Send back the records in full, character for character.

[Available data]
-------------------------

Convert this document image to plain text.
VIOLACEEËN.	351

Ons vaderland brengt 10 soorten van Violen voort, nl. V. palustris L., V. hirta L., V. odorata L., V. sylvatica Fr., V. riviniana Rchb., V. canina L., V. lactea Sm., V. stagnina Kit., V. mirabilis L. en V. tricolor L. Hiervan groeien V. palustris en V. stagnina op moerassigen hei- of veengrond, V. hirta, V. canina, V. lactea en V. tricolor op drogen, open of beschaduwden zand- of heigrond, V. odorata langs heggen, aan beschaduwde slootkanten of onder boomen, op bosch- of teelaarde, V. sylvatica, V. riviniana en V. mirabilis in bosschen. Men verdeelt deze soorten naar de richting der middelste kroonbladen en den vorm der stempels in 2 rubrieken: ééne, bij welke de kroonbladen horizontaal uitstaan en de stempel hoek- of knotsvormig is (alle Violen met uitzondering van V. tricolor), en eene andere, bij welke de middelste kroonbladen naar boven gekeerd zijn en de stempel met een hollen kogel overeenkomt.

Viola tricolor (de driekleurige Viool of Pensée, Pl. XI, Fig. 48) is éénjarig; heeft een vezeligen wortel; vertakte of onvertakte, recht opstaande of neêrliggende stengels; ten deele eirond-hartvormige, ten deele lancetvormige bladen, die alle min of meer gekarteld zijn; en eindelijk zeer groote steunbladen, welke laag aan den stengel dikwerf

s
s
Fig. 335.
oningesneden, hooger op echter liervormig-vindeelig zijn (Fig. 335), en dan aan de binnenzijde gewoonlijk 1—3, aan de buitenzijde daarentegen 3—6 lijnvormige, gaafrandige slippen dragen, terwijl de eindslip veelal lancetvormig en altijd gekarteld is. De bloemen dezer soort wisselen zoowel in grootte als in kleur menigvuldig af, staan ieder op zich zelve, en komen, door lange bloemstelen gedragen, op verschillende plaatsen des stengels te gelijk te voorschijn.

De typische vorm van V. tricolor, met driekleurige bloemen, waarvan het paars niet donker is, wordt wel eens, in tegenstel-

-------------------------

[Worked solution]
Convert this document image to plain text.
VIOLACEEËN.	351

Ons vaderland brengt 10 soorten van Violen voort, nl. V. palustris L., V. hirta L., V. odorata L., V. sylvatica Fr., V. riviniana Rchb., V. canina L., V. lactea Sm., V. stagnina Kit., V. mirabilis L. en V. tricolor L. Hiervan groeien V. palustris en V. stagnina op moerassigen hei- of veengrond, V. hirta, V. canina, V. lactea en V. tricolor op drogen, open of beschaduwden zand- of heigrond, V. odorata langs heggen, aan beschaduwde slootkanten of onder boomen, op bosch- of teelaarde, V. sylvatica, V. riviniana en V. mirabilis in bosschen. Men verdeelt deze soorten naar de richting der middelste kroonbladen en den vorm der stempels in 2 rubrieken: ééne, bij welke de kroonbladen horizontaal uitstaan en de stempel hoek- of knotsvormig is (alle Violen met uitzondering van V. tricolor), en eene andere, bij welke de middelste kroonbladen naar boven gekeerd zijn en de stempel met een hollen kogel overeenkomt.

Viola tricolor (de driekleurige Viool of Pensée, Pl. XI, Fig. 48) is éénjarig; heeft een vezeligen wortel; vertakte of onvertakte, recht opstaande of neêrliggende stengels; ten deele eirond-hartvormige, ten deele lancetvormige bladen, die alle min of meer gekarteld zijn; en eindelijk zeer groote steunbladen, welke laag aan den stengel dikwerf

s
s
Fig. 335.
oningesneden, hooger op echter liervormig-vindeelig zijn (Fig. 335), en dan aan de binnenzijde gewoonlijk 1—3, aan de buitenzijde daarentegen 3—6 lijnvormige, gaafrandige slippen dragen, terwijl de eindslip veelal lancetvormig en altijd gekarteld is. De bloemen dezer soort wisselen zoowel in grootte als in kleur menigvuldig af, staan ieder op zich zelve, en komen, door lange bloemstelen gedragen, op verschillende plaatsen des stengels te gelijk te voorschijn.

De typische vorm van V. tricolor, met driekleurige bloemen, waarvan het paars niet donker is, wordt wel eens, in tegenstel-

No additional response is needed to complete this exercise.